* Start DATASET ROWS *

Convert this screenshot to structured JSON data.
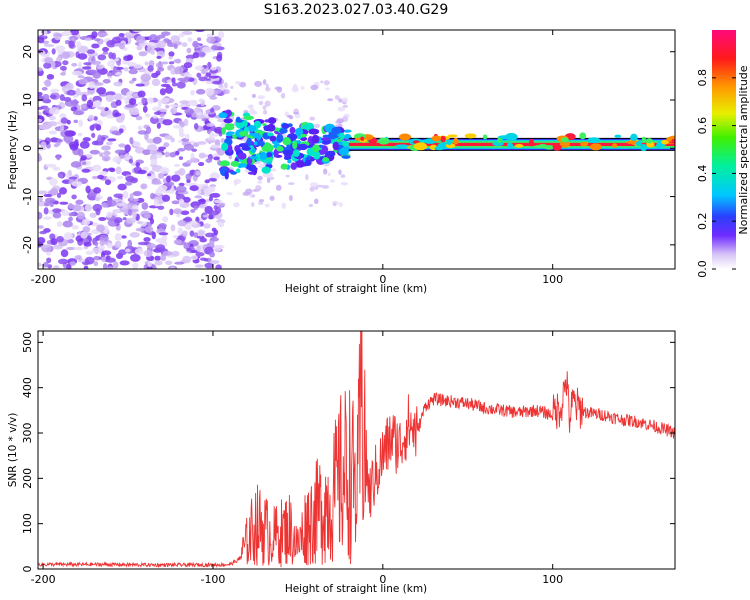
{
  "figure": {
    "title": "S163.2023.027.03.40.G29"
  },
  "chart_data": [
    {
      "type": "heatmap",
      "title": "",
      "xlabel": "Height of straight line (km)",
      "ylabel": "Frequency (Hz)",
      "xlim": [
        -203,
        172
      ],
      "ylim": [
        -25,
        24.5
      ],
      "xticks": [
        -200,
        -100,
        0,
        100
      ],
      "xtick_labels": [
        "-200",
        "-100",
        "0",
        "100"
      ],
      "yticks": [
        -20,
        -10,
        0,
        10,
        20
      ],
      "ytick_labels": [
        "-20",
        "-10",
        "0",
        "10",
        "20"
      ],
      "grid": false,
      "colorbar": {
        "label": "Normalized spectral amplitude",
        "range": [
          0,
          1
        ],
        "ticks": [
          0.0,
          0.2,
          0.4,
          0.6,
          0.8
        ],
        "tick_labels": [
          "0.0",
          "0.2",
          "0.4",
          "0.6",
          "0.8"
        ]
      },
      "features": {
        "noise_region_x": [
          -203,
          -95
        ],
        "burst_region_x": [
          -95,
          -20
        ],
        "carrier_line_x": [
          -20,
          172
        ],
        "carrier_freq_hz": 0.8
      }
    },
    {
      "type": "line",
      "title": "",
      "xlabel": "Height of straight line (km)",
      "ylabel": "SNR (10 * v/v)",
      "xlim": [
        -203,
        172
      ],
      "ylim": [
        0,
        525
      ],
      "xticks": [
        -200,
        -100,
        0,
        100
      ],
      "xtick_labels": [
        "-200",
        "-100",
        "0",
        "100"
      ],
      "yticks": [
        0,
        100,
        200,
        300,
        400,
        500
      ],
      "ytick_labels": [
        "0",
        "100",
        "200",
        "300",
        "400",
        "500"
      ],
      "grid": false,
      "color": "#ee3333",
      "x": [
        -203,
        -180,
        -160,
        -140,
        -120,
        -100,
        -90,
        -85,
        -80,
        -75,
        -70,
        -65,
        -60,
        -55,
        -50,
        -45,
        -40,
        -35,
        -30,
        -25,
        -20,
        -15,
        -12,
        -10,
        -8,
        -5,
        0,
        5,
        10,
        15,
        20,
        25,
        30,
        40,
        50,
        60,
        70,
        80,
        90,
        100,
        105,
        108,
        110,
        112,
        115,
        120,
        130,
        140,
        150,
        160,
        172
      ],
      "y": [
        10,
        10,
        10,
        9,
        9,
        9,
        10,
        20,
        60,
        100,
        90,
        70,
        80,
        90,
        50,
        100,
        120,
        140,
        150,
        200,
        220,
        170,
        400,
        250,
        160,
        200,
        250,
        290,
        270,
        320,
        300,
        360,
        375,
        370,
        365,
        355,
        350,
        345,
        350,
        340,
        360,
        420,
        330,
        370,
        355,
        345,
        340,
        330,
        325,
        315,
        300
      ]
    }
  ]
}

* End DATASET ROWS *

Extract all the data above exactly, excluding every picture.

THE REPLY:
Convert this screenshot to structured JSON data.
{
  "figure": {
    "title": "S163.2023.027.03.40.G29"
  },
  "chart_data": [
    {
      "type": "heatmap",
      "title": "",
      "xlabel": "Height of straight line (km)",
      "ylabel": "Frequency (Hz)",
      "xlim": [
        -203,
        172
      ],
      "ylim": [
        -25,
        24.5
      ],
      "xticks": [
        -200,
        -100,
        0,
        100
      ],
      "xtick_labels": [
        "-200",
        "-100",
        "0",
        "100"
      ],
      "yticks": [
        -20,
        -10,
        0,
        10,
        20
      ],
      "ytick_labels": [
        "-20",
        "-10",
        "0",
        "10",
        "20"
      ],
      "grid": false,
      "colorbar": {
        "label": "Normalized spectral amplitude",
        "range": [
          0,
          1
        ],
        "ticks": [
          0.0,
          0.2,
          0.4,
          0.6,
          0.8
        ],
        "tick_labels": [
          "0.0",
          "0.2",
          "0.4",
          "0.6",
          "0.8"
        ]
      },
      "features": {
        "noise_region_x": [
          -203,
          -95
        ],
        "burst_region_x": [
          -95,
          -20
        ],
        "carrier_line_x": [
          -20,
          172
        ],
        "carrier_freq_hz": 0.8
      }
    },
    {
      "type": "line",
      "title": "",
      "xlabel": "Height of straight line (km)",
      "ylabel": "SNR (10 * v/v)",
      "xlim": [
        -203,
        172
      ],
      "ylim": [
        0,
        525
      ],
      "xticks": [
        -200,
        -100,
        0,
        100
      ],
      "xtick_labels": [
        "-200",
        "-100",
        "0",
        "100"
      ],
      "yticks": [
        0,
        100,
        200,
        300,
        400,
        500
      ],
      "ytick_labels": [
        "0",
        "100",
        "200",
        "300",
        "400",
        "500"
      ],
      "grid": false,
      "color": "#ee3333",
      "x": [
        -203,
        -180,
        -160,
        -140,
        -120,
        -100,
        -90,
        -85,
        -80,
        -75,
        -70,
        -65,
        -60,
        -55,
        -50,
        -45,
        -40,
        -35,
        -30,
        -25,
        -20,
        -15,
        -12,
        -10,
        -8,
        -5,
        0,
        5,
        10,
        15,
        20,
        25,
        30,
        40,
        50,
        60,
        70,
        80,
        90,
        100,
        105,
        108,
        110,
        112,
        115,
        120,
        130,
        140,
        150,
        160,
        172
      ],
      "y": [
        10,
        10,
        10,
        9,
        9,
        9,
        10,
        20,
        60,
        100,
        90,
        70,
        80,
        90,
        50,
        100,
        120,
        140,
        150,
        200,
        220,
        170,
        400,
        250,
        160,
        200,
        250,
        290,
        270,
        320,
        300,
        360,
        375,
        370,
        365,
        355,
        350,
        345,
        350,
        340,
        360,
        420,
        330,
        370,
        355,
        345,
        340,
        330,
        325,
        315,
        300
      ]
    }
  ]
}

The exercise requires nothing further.